ISTRUZIONI ▸
1. Secondo il testo sulla detrazione dell'Iva, per quali attività l'Iva gravante a monte sull'acquisto di beni e servizi non può dare diritto a detrazione?
2. Prosegui il testo sulla detrazione dell'Iva a partire dalla sua ultima frase.

ESTRATTO SELEZIONATO ▸

Tuttavia, un importo Iva non può essere considerato riscosso “in violazione del diritto dell’Unione” per il motivo che il soggetto passivo, per errore, non ha esercitato il suo diritto a detrazione.
Inoltre, un importo Iva rimborsato a causa della modifica, con effetto retroattivo, delle modalità di calcolo dell’imposta detraibile, relativa alle spese generali di un soggetto passivo, può essere considerato riscosso “in violazione del diritto dell’Unione”, solo se le modalità iniziali del calcolo, che hanno giustificato la riscossione di tale importo, sono incompatibili con il diritto Ue, a causa della normativa nazionale applicabile o di un requisito dell’Amministrazione tributaria.
Inoltre, occorre distinguere, da un lato, la ripartizione dell’Iva a seconda che le spese generali si riferiscano ad attività economiche o ad attività non economiche e, dall’altro, quando tali spese si riferiscono ad attività economiche, la loro ripartizione a seconda che si riferiscano a operazioni soggette a imposta, che danno diritto a detrazione, o a operazioni esenti, che non danno diritto a detrazione.

Per quanto riguarda la ripartizione degli importi Iva assolti a monte, a seconda che le spese corrispondenti si riferiscano ad attività economiche o non economiche, va ricordato che l’Iva gravante a monte sull’acquisto di beni e servizi, da parte di un soggetto passivo, non può dare diritto a detrazione nella misura in cui tali beni e servizi siano stati utilizzati per attività che, data la loro natura non economica, non rientrano nell’ambito di applicazione della direttiva Iva.

ESTRATTO DELLA FONTE ▸
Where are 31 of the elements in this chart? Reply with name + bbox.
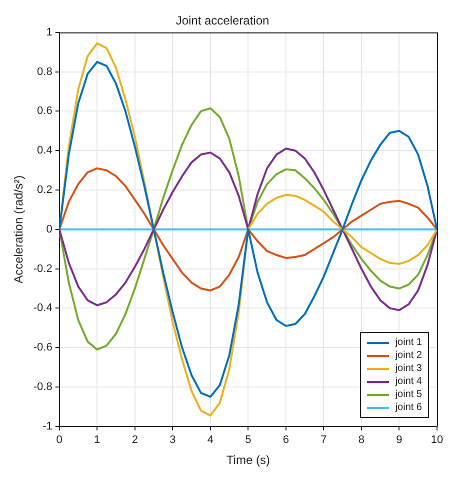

RISPOSTE ▸
1. Per le attività che, data la loro natura non economica, non rientrano nell'ambito di applicazione della direttiva Iva.

2.
Le disposizioni della direttiva Iva – continua la Corte – non contengono norme relative ai metodi o ai criteri, che gli Stati membri sono tenuti ad applicare quando adottano disposizioni che consentano una ripartizione degli importi Iva assolti a monte, a seconda che le spese corrispondenti si riferiscano ad attività economiche o ad attività non economiche.
I Paesi Ue devono, in particolare, esercitare il loro potere discrezionale in modo da garantire che la detrazione sia effettuata soltanto per il pro-rata dell’Iva relativo alle operazioni che danno diritto a detrazione. Essi devono, perciò, vigilare affinché il calcolo del pro-rata, tra attività economiche e attività non economiche, rifletta oggettivamente la quota di imputazione reale delle spese a monte a ciascuna di queste due attività.
Ciò posto, gli eurogiudici evidenziano che, per quanto riguarda la ripartizione degli importi Iva assolti a monte a seconda che le spese corrispondenti si riferiscano ad operazioni che danno diritto a detrazione o ad operazioni che non danno tale diritto, dalla direttiva Iva risulta che la detrazione è ammessa solo per il pro-rata dell’Iva relativo alle operazioni che danno diritto a detrazione e che gli Stati membri possono autorizzare od obbligare il soggetto passivo a operare la detrazione, in base all’utilizzazione della totalità o di una parte dei beni e dei servizi.
Pertanto, secondo la Corte, il diritto dell’Unione non osta a che uno Stato membro autorizzi o obblighi il soggetto passivo a stabilire, mediante un criterio di ripartizione elaborato sotto la propria responsabilità, le modalità di calcolo dell’Iva detraibile relativa alle sue spese generali.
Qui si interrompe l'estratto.